> _EXERCISE DIRECTIONS_
Check each line of the listing below for the string "xlabel", and copy the ones that have it.
* Start PROVIDED MATERIAL *
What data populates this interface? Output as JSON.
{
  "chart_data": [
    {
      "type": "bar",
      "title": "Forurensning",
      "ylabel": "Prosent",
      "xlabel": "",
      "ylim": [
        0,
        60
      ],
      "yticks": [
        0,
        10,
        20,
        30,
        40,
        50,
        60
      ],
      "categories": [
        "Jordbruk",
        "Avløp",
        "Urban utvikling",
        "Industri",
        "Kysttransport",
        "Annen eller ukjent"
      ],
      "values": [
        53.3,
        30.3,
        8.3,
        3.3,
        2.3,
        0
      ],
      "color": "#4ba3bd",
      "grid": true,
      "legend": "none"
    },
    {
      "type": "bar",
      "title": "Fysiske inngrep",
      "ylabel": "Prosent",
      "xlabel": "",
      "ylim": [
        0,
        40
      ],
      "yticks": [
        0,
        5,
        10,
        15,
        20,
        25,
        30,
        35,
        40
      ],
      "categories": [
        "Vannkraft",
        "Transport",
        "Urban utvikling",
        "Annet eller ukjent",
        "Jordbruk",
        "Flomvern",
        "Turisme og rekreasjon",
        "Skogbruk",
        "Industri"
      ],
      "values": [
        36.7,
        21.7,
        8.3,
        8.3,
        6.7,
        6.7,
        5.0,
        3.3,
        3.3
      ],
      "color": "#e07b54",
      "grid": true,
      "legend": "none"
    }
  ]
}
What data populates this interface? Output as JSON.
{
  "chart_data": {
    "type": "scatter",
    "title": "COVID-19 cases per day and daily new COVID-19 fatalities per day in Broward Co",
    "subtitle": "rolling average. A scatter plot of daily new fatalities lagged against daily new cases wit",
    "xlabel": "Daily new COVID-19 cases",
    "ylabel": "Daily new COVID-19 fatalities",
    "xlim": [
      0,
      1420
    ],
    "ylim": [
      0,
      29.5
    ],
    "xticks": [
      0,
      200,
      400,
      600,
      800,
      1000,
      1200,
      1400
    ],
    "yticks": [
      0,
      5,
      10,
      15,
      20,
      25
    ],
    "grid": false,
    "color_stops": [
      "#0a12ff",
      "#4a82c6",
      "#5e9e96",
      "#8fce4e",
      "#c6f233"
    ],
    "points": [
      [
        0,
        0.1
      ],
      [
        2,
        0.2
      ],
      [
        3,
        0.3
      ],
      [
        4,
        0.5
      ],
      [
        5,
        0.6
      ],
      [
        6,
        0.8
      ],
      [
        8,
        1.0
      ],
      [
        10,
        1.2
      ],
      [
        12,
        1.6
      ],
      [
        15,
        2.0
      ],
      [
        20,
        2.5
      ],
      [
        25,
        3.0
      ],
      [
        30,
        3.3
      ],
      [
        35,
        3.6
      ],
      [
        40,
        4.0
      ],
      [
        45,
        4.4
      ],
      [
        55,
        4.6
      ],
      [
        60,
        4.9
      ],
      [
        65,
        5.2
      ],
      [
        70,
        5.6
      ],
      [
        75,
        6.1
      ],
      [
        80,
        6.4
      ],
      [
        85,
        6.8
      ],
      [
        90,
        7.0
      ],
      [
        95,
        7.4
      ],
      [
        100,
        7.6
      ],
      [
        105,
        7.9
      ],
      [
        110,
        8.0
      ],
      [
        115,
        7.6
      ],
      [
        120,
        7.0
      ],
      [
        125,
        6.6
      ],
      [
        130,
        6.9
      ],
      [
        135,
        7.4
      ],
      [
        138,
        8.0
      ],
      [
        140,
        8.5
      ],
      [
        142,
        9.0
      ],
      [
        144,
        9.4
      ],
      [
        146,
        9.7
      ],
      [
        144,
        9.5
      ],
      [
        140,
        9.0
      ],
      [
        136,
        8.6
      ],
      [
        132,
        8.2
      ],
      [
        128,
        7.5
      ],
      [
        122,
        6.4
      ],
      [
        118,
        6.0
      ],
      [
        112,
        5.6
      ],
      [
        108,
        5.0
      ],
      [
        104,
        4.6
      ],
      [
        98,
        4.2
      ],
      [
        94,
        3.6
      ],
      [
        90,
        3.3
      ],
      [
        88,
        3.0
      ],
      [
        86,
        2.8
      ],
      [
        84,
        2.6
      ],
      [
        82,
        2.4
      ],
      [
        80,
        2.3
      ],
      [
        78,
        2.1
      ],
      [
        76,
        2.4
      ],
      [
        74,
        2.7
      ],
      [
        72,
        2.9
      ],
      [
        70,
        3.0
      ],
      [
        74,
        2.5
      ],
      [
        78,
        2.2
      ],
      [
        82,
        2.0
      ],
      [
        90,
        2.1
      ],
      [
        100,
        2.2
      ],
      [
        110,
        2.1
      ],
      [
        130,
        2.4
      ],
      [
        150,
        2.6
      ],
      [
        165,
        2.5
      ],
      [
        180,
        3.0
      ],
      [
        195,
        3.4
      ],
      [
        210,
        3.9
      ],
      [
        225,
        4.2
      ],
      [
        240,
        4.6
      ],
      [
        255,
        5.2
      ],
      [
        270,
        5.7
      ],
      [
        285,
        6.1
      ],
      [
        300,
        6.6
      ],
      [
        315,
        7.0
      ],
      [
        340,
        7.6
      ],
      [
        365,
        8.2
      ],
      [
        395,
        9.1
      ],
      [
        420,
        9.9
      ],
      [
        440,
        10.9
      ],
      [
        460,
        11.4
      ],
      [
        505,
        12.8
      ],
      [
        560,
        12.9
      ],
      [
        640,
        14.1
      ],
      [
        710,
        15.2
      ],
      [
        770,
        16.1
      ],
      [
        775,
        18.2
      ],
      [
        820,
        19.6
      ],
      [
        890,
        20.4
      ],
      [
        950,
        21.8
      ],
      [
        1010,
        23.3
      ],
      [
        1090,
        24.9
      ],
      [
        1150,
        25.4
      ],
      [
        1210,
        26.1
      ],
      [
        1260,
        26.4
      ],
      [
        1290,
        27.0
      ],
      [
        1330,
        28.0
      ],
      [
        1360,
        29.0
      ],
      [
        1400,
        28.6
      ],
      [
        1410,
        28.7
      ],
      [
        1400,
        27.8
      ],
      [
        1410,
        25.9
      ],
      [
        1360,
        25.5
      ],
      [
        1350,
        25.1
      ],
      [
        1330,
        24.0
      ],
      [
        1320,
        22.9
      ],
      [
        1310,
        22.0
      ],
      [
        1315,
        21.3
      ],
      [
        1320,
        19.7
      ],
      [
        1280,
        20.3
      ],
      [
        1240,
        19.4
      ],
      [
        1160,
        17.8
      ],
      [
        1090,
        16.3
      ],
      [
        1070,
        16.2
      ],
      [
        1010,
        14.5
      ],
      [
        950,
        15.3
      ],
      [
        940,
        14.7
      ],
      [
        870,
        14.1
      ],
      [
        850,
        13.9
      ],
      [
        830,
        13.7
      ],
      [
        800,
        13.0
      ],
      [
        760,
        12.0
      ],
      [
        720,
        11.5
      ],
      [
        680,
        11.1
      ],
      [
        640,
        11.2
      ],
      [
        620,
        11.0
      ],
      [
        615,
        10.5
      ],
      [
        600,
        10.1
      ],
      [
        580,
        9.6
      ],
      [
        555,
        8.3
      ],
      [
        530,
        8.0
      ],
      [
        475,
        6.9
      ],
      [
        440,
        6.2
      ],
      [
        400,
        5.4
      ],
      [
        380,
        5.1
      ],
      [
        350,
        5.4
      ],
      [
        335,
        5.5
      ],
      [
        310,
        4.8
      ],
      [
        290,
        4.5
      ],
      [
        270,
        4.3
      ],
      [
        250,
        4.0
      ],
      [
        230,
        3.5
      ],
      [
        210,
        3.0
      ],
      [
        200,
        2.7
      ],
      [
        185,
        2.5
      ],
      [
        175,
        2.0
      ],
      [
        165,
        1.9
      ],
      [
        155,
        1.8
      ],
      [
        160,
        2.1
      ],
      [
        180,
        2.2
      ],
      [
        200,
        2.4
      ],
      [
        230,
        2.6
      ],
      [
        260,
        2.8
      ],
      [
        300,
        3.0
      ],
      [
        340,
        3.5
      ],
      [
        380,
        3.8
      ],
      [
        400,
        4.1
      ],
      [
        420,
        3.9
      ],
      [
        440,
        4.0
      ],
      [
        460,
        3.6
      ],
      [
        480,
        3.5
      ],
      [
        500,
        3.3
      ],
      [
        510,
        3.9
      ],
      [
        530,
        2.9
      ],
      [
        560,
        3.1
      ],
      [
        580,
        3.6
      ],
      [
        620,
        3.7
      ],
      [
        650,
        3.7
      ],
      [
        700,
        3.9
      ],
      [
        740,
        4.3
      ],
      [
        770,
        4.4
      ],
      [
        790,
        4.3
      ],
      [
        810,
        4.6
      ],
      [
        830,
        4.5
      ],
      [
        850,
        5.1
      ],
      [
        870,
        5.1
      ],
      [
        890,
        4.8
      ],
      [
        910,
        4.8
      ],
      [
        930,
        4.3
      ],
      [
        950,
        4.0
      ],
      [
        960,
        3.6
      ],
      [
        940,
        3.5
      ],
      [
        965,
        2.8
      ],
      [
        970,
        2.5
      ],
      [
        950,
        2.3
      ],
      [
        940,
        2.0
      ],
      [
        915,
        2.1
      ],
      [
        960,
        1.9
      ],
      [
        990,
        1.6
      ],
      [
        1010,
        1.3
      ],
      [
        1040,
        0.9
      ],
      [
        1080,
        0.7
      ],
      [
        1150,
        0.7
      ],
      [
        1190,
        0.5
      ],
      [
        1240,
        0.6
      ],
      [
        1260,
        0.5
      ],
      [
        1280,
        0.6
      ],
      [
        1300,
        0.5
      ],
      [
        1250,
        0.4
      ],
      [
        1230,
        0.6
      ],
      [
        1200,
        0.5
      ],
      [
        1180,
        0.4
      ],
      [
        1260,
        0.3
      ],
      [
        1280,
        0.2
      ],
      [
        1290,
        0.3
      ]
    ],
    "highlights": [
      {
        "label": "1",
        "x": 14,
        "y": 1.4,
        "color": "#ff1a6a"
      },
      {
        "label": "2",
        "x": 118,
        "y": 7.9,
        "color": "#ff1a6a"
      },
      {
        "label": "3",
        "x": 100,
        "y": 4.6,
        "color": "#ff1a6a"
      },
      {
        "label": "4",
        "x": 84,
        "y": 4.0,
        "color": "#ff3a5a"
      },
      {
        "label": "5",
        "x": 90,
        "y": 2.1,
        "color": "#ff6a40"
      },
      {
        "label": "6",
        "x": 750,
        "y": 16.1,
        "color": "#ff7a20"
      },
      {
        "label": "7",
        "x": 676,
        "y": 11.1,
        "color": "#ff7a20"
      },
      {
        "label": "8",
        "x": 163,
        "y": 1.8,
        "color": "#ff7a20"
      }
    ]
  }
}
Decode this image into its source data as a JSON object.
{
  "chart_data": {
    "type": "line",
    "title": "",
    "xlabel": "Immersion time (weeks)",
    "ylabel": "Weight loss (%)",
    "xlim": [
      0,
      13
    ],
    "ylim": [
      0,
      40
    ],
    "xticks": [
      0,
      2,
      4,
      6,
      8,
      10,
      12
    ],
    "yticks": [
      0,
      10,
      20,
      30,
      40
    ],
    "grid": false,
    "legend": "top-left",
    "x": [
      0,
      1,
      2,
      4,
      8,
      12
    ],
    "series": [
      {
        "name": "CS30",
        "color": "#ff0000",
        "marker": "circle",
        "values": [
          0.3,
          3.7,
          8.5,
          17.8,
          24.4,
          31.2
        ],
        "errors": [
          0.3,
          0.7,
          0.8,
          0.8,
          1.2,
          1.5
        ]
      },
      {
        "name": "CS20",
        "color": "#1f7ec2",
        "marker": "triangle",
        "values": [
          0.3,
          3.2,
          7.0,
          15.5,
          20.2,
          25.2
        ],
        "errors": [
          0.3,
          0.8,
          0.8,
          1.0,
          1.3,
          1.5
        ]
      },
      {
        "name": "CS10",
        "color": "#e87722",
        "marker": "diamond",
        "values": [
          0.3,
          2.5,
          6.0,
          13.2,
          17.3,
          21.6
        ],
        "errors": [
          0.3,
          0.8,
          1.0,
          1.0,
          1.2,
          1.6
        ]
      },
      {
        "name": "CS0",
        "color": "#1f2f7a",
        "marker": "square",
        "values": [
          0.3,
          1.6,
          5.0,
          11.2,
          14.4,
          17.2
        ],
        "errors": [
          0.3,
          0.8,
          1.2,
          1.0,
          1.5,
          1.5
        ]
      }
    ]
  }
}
* End PROVIDED MATERIAL *
> _EXERCISE SOLUTION_
      "xlabel": "",
      "xlabel": "",
    "xlabel": "Daily new COVID-19 cases",
    "xlabel": "Immersion time (weeks)",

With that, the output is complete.